Task description: Scan the records and identify every line in which the string "social" occurs, then return those lines.

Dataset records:
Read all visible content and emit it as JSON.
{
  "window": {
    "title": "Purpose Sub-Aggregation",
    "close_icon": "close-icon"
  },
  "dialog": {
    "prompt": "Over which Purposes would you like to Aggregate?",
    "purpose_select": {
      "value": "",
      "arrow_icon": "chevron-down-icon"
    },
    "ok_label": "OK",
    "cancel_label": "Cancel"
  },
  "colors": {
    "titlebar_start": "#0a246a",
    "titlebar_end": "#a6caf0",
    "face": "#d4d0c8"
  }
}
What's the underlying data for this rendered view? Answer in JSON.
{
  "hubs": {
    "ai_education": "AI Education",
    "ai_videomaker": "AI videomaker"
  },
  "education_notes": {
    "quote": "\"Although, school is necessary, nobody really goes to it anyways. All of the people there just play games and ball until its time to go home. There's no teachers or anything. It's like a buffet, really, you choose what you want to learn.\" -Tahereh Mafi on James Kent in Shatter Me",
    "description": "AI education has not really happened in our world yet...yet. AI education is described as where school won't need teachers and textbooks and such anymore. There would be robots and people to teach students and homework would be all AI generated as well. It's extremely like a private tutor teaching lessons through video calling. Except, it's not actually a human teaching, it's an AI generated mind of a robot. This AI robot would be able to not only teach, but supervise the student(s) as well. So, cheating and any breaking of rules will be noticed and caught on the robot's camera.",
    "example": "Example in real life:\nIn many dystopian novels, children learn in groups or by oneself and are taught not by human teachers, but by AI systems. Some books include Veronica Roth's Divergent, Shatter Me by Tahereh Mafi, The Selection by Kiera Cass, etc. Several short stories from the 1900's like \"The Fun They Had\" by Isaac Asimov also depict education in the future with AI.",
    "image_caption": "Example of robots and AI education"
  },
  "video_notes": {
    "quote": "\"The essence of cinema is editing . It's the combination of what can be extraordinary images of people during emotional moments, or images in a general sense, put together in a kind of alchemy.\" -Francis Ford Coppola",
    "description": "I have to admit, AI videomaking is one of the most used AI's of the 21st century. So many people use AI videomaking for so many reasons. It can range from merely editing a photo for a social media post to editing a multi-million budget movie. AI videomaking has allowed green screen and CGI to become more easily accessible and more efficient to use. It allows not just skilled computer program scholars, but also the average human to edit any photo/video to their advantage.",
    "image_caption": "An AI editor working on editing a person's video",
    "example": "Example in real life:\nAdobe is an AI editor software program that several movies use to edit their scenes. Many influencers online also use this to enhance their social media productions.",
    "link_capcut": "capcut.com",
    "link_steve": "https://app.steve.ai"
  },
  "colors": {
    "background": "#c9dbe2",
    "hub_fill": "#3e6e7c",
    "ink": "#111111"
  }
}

Expected output:
    "description": "I have to admit, AI videomaking is one of the most used AI's of the 21st century. So many people use AI videomaking for so many reasons. It can range from merely editing a photo for a social media post to editing a multi-million budget movie. AI videomaking has allowed green screen and CGI to become more easily accessible and more efficient to use. It allows not just skilled computer program scholars, but also the average human to edit any photo/video to their advantage.",
    "example": "Example in real life:\nAdobe is an AI editor software program that several movies use to edit their scenes. Many influencers online also use this to enhance their social media productions.",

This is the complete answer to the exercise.